> [Exercise data]:
==*==
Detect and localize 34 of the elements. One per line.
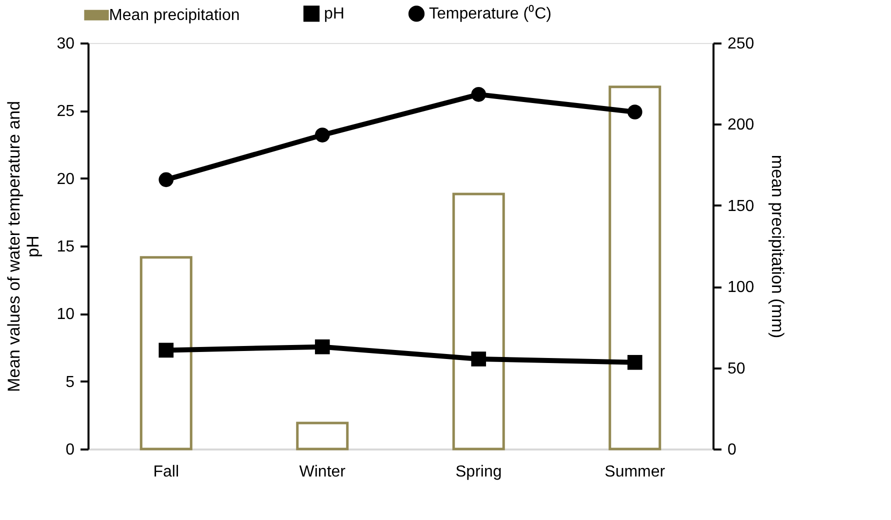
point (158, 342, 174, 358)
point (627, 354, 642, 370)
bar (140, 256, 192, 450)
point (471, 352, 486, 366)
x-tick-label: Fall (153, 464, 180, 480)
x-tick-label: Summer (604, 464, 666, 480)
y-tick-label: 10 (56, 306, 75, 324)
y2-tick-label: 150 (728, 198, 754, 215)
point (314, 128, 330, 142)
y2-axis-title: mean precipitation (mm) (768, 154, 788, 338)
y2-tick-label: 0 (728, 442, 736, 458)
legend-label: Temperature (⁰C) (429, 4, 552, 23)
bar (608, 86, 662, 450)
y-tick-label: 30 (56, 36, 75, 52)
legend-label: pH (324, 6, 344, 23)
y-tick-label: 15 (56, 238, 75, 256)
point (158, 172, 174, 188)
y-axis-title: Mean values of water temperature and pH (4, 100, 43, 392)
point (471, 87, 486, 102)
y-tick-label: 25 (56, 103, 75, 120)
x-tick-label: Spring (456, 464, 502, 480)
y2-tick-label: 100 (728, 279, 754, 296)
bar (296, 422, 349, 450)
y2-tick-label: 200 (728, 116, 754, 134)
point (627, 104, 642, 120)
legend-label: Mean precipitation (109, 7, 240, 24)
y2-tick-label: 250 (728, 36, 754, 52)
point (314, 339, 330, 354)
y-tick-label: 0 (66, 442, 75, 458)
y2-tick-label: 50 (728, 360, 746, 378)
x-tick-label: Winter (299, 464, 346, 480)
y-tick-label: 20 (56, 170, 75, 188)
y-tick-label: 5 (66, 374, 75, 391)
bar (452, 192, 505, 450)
==*==
> [Instruction]:
Please copy all of the records above word for word, leaving out the pictures.

> [Solution to the problem]:
Detect and localize 34 of the elements. One per line.
point (158, 342, 174, 358)
point (627, 354, 642, 370)
bar (140, 256, 192, 450)
point (471, 352, 486, 366)
x-tick-label: Fall (153, 464, 180, 480)
x-tick-label: Summer (604, 464, 666, 480)
y-tick-label: 10 (56, 306, 75, 324)
y2-tick-label: 150 (728, 198, 754, 215)
point (314, 128, 330, 142)
y2-axis-title: mean precipitation (mm) (768, 154, 788, 338)
y2-tick-label: 0 (728, 442, 736, 458)
legend-label: Temperature (⁰C) (429, 4, 552, 23)
bar (608, 86, 662, 450)
y-tick-label: 30 (56, 36, 75, 52)
legend-label: pH (324, 6, 344, 23)
y-tick-label: 15 (56, 238, 75, 256)
point (158, 172, 174, 188)
y-axis-title: Mean values of water temperature and pH (4, 100, 43, 392)
point (471, 87, 486, 102)
y-tick-label: 25 (56, 103, 75, 120)
x-tick-label: Spring (456, 464, 502, 480)
y2-tick-label: 100 (728, 279, 754, 296)
bar (296, 422, 349, 450)
y2-tick-label: 200 (728, 116, 754, 134)
point (627, 104, 642, 120)
legend-label: Mean precipitation (109, 7, 240, 24)
y2-tick-label: 250 (728, 36, 754, 52)
point (314, 339, 330, 354)
y-tick-label: 0 (66, 442, 75, 458)
y2-tick-label: 50 (728, 360, 746, 378)
x-tick-label: Winter (299, 464, 346, 480)
y-tick-label: 20 (56, 170, 75, 188)
y-tick-label: 5 (66, 374, 75, 391)
bar (452, 192, 505, 450)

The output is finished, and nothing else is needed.